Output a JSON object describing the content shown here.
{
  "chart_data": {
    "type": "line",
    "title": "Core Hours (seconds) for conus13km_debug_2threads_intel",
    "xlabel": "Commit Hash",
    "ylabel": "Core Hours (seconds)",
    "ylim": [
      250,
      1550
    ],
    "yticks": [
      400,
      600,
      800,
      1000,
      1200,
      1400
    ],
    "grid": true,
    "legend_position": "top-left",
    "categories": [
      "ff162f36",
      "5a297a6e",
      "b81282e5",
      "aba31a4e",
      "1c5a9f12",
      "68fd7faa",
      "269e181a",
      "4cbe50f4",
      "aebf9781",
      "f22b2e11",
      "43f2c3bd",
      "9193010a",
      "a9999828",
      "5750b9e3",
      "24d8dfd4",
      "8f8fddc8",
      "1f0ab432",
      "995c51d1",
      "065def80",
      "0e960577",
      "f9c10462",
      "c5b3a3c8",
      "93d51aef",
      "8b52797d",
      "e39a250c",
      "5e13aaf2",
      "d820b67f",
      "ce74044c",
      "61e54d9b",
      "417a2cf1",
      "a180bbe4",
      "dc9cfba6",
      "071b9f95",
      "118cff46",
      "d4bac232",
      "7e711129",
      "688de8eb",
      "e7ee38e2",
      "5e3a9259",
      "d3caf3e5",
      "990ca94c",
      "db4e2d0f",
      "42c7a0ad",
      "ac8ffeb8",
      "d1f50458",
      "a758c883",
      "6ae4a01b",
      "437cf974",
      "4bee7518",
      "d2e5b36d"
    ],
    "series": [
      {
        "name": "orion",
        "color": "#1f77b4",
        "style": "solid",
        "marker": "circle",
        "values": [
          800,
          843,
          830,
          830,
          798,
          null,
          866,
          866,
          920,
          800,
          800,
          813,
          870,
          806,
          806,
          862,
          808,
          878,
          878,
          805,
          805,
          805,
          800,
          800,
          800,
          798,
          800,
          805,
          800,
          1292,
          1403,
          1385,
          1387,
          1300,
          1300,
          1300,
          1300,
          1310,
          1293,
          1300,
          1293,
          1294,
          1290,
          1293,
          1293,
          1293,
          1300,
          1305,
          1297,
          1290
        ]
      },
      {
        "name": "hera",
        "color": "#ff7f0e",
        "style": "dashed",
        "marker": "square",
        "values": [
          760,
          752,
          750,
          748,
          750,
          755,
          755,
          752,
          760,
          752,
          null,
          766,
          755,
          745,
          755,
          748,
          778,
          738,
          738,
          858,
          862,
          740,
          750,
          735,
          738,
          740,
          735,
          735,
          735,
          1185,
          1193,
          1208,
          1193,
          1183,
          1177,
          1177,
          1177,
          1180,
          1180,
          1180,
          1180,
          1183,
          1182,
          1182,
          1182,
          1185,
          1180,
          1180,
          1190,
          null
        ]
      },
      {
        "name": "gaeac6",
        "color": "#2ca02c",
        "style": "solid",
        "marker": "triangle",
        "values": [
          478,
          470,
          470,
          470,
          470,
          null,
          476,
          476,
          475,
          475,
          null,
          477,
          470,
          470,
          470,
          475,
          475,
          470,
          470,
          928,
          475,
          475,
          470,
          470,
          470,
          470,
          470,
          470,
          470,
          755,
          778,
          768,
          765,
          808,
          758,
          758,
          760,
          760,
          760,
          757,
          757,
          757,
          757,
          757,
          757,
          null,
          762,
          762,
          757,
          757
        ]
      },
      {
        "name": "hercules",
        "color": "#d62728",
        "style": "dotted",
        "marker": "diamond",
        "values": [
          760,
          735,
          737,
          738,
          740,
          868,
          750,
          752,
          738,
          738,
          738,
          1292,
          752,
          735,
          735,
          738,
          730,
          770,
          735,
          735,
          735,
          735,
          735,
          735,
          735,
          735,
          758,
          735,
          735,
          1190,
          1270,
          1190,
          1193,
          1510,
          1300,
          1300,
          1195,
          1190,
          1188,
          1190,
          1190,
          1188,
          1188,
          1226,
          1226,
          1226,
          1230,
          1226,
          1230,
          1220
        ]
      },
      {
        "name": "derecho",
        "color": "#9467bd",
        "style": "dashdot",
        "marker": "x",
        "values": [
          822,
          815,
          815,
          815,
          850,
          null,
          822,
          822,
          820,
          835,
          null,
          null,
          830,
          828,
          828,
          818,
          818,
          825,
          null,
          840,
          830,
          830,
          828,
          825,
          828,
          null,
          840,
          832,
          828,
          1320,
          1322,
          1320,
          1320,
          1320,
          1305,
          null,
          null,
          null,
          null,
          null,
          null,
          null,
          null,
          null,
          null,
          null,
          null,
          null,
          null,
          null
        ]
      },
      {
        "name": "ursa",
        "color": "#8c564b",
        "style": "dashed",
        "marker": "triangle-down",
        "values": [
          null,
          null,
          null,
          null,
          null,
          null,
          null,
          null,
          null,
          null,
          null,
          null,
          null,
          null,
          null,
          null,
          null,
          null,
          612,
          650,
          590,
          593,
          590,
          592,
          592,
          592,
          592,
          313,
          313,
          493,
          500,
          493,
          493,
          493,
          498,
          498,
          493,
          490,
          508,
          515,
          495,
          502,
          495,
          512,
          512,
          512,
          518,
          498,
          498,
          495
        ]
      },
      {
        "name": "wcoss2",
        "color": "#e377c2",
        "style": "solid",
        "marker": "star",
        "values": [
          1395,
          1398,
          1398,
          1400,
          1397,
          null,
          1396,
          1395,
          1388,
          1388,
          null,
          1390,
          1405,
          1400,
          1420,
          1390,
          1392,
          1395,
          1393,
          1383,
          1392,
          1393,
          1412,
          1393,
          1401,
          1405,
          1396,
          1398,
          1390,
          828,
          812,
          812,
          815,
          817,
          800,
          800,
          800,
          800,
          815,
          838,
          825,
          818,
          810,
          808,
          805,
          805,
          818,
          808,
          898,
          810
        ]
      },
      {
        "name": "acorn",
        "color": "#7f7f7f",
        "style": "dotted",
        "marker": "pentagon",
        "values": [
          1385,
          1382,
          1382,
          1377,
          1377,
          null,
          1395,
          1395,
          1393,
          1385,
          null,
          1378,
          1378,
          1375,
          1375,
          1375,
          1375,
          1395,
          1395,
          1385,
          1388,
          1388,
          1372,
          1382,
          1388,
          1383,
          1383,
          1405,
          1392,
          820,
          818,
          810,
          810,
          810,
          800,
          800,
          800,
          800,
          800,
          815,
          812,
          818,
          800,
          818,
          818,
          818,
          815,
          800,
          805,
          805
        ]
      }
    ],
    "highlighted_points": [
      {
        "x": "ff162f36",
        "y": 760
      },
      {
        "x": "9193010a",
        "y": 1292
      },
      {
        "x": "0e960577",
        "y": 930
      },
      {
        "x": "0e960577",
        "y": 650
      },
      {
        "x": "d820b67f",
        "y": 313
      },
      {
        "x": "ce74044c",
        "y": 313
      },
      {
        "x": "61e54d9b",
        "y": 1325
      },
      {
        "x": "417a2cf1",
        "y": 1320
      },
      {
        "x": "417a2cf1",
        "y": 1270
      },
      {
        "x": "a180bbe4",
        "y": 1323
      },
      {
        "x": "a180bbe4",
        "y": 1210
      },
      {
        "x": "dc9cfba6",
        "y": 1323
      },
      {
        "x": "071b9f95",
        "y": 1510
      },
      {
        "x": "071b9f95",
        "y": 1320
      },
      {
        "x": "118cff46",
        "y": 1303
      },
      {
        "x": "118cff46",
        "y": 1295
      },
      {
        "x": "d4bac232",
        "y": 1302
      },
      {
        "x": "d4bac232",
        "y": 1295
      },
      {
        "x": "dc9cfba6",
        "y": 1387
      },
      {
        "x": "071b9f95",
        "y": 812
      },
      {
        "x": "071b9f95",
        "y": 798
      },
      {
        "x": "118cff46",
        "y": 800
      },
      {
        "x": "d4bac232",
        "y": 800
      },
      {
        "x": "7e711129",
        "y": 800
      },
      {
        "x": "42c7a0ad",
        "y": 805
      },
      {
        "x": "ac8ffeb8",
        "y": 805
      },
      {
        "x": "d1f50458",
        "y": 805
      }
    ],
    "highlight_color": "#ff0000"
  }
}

####################

[Stated goal] Return every line of the preceding records in which the word "Hours" appears.

[Answer to the task]
    "title": "Core Hours (seconds) for conus13km_debug_2threads_intel",
    "ylabel": "Core Hours (seconds)",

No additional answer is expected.